** BEGIN Material **
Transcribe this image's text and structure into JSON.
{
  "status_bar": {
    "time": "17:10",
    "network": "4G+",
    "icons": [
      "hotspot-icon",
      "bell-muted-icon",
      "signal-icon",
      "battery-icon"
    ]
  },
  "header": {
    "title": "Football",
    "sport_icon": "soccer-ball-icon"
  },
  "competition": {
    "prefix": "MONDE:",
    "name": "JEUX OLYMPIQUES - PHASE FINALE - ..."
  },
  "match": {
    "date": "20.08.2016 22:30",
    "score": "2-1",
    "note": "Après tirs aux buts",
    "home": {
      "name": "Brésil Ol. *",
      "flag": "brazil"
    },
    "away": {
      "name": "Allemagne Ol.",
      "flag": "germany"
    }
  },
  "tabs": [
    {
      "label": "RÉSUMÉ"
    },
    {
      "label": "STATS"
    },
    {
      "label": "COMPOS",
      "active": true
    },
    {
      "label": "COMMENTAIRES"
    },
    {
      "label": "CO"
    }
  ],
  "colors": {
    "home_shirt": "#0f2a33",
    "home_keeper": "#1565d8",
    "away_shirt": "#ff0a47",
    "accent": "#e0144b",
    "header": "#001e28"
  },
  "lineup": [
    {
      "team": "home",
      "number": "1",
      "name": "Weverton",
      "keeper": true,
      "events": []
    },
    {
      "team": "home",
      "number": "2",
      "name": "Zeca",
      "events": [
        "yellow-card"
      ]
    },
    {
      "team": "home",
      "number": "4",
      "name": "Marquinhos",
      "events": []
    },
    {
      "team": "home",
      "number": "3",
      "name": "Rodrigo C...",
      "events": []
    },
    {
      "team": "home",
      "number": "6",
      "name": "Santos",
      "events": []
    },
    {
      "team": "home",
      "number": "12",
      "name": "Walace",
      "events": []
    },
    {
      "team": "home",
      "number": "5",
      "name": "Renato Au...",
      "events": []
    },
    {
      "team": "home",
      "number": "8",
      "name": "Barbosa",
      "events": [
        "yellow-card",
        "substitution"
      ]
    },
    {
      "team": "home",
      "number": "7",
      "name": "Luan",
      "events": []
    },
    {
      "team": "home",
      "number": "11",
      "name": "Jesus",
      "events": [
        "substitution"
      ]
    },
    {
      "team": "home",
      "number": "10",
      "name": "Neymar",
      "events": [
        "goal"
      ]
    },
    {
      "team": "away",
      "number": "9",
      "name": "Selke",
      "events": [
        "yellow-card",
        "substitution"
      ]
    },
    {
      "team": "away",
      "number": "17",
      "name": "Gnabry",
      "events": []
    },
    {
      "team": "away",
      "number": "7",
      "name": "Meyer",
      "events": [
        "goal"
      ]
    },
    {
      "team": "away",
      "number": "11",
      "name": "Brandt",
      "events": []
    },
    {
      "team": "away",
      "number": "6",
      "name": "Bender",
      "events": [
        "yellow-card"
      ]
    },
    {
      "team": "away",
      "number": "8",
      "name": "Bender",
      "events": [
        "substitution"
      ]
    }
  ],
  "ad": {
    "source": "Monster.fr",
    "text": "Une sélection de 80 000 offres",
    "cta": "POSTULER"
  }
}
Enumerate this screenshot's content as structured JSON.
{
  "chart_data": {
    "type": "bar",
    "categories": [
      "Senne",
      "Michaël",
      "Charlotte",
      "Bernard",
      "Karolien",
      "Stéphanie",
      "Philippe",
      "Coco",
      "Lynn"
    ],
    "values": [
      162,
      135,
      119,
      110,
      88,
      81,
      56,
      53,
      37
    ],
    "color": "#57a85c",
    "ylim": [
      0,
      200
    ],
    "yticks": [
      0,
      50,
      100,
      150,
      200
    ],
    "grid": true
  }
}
** END Material **
§ **Your goal**:
Return the full listing, character for character.

§ **Worked solution**:
Transcribe this image's text and structure into JSON.
{
  "status_bar": {
    "time": "17:10",
    "network": "4G+",
    "icons": [
      "hotspot-icon",
      "bell-muted-icon",
      "signal-icon",
      "battery-icon"
    ]
  },
  "header": {
    "title": "Football",
    "sport_icon": "soccer-ball-icon"
  },
  "competition": {
    "prefix": "MONDE:",
    "name": "JEUX OLYMPIQUES - PHASE FINALE - ..."
  },
  "match": {
    "date": "20.08.2016 22:30",
    "score": "2-1",
    "note": "Après tirs aux buts",
    "home": {
      "name": "Brésil Ol. *",
      "flag": "brazil"
    },
    "away": {
      "name": "Allemagne Ol.",
      "flag": "germany"
    }
  },
  "tabs": [
    {
      "label": "RÉSUMÉ"
    },
    {
      "label": "STATS"
    },
    {
      "label": "COMPOS",
      "active": true
    },
    {
      "label": "COMMENTAIRES"
    },
    {
      "label": "CO"
    }
  ],
  "colors": {
    "home_shirt": "#0f2a33",
    "home_keeper": "#1565d8",
    "away_shirt": "#ff0a47",
    "accent": "#e0144b",
    "header": "#001e28"
  },
  "lineup": [
    {
      "team": "home",
      "number": "1",
      "name": "Weverton",
      "keeper": true,
      "events": []
    },
    {
      "team": "home",
      "number": "2",
      "name": "Zeca",
      "events": [
        "yellow-card"
      ]
    },
    {
      "team": "home",
      "number": "4",
      "name": "Marquinhos",
      "events": []
    },
    {
      "team": "home",
      "number": "3",
      "name": "Rodrigo C...",
      "events": []
    },
    {
      "team": "home",
      "number": "6",
      "name": "Santos",
      "events": []
    },
    {
      "team": "home",
      "number": "12",
      "name": "Walace",
      "events": []
    },
    {
      "team": "home",
      "number": "5",
      "name": "Renato Au...",
      "events": []
    },
    {
      "team": "home",
      "number": "8",
      "name": "Barbosa",
      "events": [
        "yellow-card",
        "substitution"
      ]
    },
    {
      "team": "home",
      "number": "7",
      "name": "Luan",
      "events": []
    },
    {
      "team": "home",
      "number": "11",
      "name": "Jesus",
      "events": [
        "substitution"
      ]
    },
    {
      "team": "home",
      "number": "10",
      "name": "Neymar",
      "events": [
        "goal"
      ]
    },
    {
      "team": "away",
      "number": "9",
      "name": "Selke",
      "events": [
        "yellow-card",
        "substitution"
      ]
    },
    {
      "team": "away",
      "number": "17",
      "name": "Gnabry",
      "events": []
    },
    {
      "team": "away",
      "number": "7",
      "name": "Meyer",
      "events": [
        "goal"
      ]
    },
    {
      "team": "away",
      "number": "11",
      "name": "Brandt",
      "events": []
    },
    {
      "team": "away",
      "number": "6",
      "name": "Bender",
      "events": [
        "yellow-card"
      ]
    },
    {
      "team": "away",
      "number": "8",
      "name": "Bender",
      "events": [
        "substitution"
      ]
    }
  ],
  "ad": {
    "source": "Monster.fr",
    "text": "Une sélection de 80 000 offres",
    "cta": "POSTULER"
  }
}
Enumerate this screenshot's content as structured JSON.
{
  "chart_data": {
    "type": "bar",
    "categories": [
      "Senne",
      "Michaël",
      "Charlotte",
      "Bernard",
      "Karolien",
      "Stéphanie",
      "Philippe",
      "Coco",
      "Lynn"
    ],
    "values": [
      162,
      135,
      119,
      110,
      88,
      81,
      56,
      53,
      37
    ],
    "color": "#57a85c",
    "ylim": [
      0,
      200
    ],
    "yticks": [
      0,
      50,
      100,
      150,
      200
    ],
    "grid": true
  }
}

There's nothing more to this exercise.